▶ [What is being asked] Every line holding the string "compound" is to be copied from the entries below.

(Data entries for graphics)
Start of Block

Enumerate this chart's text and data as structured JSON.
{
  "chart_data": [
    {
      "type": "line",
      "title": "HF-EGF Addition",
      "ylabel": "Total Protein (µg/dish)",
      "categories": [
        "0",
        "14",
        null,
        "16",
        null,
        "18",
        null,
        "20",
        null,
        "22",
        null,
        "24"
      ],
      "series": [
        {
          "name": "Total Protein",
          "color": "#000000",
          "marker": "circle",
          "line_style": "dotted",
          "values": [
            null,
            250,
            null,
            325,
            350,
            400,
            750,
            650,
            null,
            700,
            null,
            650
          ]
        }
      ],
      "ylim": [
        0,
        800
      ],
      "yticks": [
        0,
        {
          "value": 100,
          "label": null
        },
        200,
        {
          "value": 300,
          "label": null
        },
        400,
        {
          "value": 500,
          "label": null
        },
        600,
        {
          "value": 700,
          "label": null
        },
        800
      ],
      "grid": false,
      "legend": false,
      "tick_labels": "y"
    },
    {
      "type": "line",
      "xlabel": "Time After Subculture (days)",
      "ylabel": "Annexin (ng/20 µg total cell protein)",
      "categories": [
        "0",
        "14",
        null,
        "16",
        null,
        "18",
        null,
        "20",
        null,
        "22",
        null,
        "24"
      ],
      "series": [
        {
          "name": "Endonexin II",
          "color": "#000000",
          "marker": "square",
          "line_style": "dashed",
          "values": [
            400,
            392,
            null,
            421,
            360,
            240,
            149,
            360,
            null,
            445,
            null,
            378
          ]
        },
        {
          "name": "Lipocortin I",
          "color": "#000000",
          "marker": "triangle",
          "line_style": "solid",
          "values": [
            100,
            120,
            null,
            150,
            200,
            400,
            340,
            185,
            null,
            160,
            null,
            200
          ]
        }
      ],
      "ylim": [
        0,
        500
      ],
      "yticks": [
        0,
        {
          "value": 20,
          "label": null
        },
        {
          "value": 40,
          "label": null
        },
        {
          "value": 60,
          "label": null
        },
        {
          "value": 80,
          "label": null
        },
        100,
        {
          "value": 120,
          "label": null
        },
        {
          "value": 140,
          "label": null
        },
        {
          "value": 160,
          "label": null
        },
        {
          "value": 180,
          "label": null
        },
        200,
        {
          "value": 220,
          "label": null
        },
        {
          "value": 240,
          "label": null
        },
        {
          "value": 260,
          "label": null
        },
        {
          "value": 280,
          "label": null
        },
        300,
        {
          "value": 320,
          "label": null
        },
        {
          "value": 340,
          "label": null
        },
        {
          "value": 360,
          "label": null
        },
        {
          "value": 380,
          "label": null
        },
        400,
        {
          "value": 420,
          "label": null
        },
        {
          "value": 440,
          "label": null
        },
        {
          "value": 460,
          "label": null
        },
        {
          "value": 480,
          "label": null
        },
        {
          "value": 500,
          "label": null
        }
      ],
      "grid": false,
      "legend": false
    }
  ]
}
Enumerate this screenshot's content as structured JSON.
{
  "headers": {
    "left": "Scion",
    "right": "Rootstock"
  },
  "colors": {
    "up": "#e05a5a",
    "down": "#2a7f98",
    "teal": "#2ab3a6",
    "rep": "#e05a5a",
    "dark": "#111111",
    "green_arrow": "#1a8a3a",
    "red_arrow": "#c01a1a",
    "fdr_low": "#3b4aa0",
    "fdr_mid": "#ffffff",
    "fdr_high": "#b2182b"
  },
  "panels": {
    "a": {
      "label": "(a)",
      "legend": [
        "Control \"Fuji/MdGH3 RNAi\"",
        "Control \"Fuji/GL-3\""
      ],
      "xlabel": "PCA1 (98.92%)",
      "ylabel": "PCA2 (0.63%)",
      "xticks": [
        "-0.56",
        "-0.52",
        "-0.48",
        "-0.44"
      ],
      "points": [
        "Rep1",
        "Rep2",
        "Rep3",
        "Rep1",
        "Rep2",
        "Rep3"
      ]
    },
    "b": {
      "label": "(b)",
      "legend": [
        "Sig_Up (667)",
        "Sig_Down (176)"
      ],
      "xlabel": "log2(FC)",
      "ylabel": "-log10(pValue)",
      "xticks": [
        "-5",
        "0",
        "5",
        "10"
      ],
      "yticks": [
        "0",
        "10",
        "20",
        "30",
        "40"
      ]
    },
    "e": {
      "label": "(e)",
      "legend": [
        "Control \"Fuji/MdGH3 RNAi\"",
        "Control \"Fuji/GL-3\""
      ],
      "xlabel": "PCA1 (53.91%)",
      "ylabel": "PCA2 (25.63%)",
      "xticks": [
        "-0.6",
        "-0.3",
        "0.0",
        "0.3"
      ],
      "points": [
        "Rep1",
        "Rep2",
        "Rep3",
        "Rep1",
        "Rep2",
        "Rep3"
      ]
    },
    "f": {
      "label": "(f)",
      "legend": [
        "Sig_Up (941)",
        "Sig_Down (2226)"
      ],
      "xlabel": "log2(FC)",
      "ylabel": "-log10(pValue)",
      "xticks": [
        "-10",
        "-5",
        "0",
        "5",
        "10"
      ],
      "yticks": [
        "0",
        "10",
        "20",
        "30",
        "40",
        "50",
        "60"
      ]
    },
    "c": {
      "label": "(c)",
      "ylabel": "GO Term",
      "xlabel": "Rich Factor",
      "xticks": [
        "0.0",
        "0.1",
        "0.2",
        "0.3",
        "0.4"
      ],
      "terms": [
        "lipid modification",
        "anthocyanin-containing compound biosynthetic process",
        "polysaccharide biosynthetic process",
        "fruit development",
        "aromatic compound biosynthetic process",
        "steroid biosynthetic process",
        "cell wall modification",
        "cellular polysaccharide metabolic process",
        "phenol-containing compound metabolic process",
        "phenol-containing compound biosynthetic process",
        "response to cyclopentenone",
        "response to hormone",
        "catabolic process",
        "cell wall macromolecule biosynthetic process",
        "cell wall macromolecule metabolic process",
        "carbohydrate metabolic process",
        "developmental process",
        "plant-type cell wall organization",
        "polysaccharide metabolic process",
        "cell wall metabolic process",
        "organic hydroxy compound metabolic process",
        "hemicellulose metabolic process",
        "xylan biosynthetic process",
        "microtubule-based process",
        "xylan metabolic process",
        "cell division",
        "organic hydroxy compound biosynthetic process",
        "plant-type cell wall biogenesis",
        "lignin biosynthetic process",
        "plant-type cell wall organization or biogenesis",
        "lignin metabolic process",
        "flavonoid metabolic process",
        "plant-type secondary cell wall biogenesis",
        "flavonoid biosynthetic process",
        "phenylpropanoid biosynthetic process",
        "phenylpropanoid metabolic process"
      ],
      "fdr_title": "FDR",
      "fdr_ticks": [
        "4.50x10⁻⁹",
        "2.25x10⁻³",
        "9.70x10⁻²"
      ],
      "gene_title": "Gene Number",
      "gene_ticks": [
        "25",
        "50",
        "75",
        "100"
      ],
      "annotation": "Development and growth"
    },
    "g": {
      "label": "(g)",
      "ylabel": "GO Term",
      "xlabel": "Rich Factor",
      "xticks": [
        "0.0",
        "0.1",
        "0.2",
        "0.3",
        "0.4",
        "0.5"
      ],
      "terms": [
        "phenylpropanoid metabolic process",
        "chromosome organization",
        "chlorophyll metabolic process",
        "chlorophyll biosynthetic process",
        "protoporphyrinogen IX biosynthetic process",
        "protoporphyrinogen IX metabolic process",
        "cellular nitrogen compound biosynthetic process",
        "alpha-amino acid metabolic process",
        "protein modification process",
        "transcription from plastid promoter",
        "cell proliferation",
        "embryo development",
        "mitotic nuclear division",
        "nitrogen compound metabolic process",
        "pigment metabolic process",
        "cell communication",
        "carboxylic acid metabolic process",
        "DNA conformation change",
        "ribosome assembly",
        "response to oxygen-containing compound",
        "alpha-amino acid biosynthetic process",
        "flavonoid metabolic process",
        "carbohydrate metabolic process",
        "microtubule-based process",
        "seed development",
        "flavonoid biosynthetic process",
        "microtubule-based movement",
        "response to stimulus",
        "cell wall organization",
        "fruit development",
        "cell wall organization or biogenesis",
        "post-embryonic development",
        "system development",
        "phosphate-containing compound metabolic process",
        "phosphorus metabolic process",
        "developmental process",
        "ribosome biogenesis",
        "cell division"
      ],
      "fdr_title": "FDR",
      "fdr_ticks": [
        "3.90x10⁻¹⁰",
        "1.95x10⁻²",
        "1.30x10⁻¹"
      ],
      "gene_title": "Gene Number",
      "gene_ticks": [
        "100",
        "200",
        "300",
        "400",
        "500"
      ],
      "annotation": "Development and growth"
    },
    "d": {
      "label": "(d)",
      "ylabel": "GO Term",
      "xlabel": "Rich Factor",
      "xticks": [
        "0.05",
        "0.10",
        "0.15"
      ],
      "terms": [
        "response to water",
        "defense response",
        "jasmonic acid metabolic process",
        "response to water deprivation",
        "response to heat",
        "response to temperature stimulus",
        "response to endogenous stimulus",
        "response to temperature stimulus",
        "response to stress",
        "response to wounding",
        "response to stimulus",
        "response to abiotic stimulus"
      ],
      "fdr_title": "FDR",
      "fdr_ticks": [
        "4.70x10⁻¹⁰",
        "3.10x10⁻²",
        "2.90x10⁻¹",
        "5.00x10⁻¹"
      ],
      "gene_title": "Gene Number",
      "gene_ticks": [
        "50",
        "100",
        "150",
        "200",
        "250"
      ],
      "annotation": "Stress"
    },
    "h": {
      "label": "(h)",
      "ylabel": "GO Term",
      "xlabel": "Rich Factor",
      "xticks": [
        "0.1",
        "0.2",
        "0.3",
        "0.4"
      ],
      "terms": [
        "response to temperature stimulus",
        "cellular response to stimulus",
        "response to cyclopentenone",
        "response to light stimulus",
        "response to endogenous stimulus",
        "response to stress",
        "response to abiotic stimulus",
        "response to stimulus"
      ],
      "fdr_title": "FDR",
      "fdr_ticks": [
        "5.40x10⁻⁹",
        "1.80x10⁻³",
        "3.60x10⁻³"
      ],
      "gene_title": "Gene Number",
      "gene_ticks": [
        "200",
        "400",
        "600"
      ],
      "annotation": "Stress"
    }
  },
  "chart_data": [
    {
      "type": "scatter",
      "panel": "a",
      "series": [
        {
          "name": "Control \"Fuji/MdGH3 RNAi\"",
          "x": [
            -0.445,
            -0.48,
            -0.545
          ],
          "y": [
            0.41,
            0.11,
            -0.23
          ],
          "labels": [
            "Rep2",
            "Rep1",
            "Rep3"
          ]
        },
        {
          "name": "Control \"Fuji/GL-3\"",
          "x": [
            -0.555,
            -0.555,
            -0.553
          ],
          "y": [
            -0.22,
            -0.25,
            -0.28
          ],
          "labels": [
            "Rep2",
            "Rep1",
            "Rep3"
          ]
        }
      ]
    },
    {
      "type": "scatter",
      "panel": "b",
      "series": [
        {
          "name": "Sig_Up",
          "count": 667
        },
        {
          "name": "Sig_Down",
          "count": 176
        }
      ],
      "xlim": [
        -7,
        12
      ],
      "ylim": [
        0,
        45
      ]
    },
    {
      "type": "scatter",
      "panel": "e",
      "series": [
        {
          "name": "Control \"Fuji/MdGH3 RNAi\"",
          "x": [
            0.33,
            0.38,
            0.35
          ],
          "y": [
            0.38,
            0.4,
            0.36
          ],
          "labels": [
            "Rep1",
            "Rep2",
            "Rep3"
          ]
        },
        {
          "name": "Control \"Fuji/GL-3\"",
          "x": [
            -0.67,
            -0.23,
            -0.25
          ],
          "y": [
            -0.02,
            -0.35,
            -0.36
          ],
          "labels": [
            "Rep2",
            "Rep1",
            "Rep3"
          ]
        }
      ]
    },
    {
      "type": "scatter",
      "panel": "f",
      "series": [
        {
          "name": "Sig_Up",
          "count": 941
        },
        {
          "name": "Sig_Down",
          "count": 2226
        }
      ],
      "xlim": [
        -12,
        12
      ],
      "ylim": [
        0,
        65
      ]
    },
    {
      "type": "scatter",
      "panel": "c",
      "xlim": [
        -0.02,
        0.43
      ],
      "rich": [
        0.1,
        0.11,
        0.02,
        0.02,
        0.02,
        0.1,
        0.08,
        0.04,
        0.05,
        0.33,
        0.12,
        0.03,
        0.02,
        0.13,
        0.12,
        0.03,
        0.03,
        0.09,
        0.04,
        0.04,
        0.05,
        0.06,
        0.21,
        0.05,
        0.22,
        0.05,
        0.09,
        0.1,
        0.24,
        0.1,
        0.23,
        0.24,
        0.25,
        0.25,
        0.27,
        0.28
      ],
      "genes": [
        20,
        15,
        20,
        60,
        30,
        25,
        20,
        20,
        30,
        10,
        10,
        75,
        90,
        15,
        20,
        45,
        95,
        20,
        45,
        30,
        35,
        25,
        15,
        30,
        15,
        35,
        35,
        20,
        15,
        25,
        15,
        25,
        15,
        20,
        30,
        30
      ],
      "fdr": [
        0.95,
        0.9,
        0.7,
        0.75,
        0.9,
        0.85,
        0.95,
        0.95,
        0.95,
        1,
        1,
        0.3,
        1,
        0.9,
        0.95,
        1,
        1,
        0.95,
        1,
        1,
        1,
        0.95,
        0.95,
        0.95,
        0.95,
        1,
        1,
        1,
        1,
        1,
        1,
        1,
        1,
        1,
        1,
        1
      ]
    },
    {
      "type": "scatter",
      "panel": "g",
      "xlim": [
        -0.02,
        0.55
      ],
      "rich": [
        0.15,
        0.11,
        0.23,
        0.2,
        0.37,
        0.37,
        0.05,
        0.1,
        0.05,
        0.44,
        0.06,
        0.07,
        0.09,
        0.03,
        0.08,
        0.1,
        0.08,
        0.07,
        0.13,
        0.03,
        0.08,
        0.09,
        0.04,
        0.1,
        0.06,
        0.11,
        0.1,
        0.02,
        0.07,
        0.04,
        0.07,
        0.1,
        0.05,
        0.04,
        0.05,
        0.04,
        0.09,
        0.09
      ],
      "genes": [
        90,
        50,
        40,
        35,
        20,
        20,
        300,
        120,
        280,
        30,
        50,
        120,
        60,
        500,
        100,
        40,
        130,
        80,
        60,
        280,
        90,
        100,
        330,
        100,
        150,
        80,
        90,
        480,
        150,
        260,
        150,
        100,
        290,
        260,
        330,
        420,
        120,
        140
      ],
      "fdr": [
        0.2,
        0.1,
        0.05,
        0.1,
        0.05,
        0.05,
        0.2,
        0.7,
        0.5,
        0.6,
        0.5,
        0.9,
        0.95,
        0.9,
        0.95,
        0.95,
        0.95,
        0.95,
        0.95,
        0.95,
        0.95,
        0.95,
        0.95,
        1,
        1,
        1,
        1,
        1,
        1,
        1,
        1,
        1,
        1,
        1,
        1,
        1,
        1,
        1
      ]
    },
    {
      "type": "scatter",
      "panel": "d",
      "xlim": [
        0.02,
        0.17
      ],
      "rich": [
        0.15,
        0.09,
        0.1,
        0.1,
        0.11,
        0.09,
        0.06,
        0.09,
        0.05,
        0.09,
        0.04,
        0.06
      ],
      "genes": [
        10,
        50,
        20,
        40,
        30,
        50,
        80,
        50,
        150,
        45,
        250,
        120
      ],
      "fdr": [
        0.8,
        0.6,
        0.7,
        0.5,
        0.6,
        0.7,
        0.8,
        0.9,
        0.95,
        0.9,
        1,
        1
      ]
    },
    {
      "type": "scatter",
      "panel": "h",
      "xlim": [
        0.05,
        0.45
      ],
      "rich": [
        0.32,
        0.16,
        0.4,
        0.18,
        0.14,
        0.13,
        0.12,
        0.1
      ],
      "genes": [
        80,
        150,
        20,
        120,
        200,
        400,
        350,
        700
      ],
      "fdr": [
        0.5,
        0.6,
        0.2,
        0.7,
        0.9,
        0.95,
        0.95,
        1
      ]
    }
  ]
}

End of Block

▶ [Written solution]
        "anthocyanin-containing compound biosynthetic process",
        "aromatic compound biosynthetic process",
        "phenol-containing compound metabolic process",
        "phenol-containing compound biosynthetic process",
        "organic hydroxy compound metabolic process",
        "organic hydroxy compound biosynthetic process",
        "cellular nitrogen compound biosynthetic process",
        "nitrogen compound metabolic process",
        "response to oxygen-containing compound",
        "phosphate-containing compound metabolic process",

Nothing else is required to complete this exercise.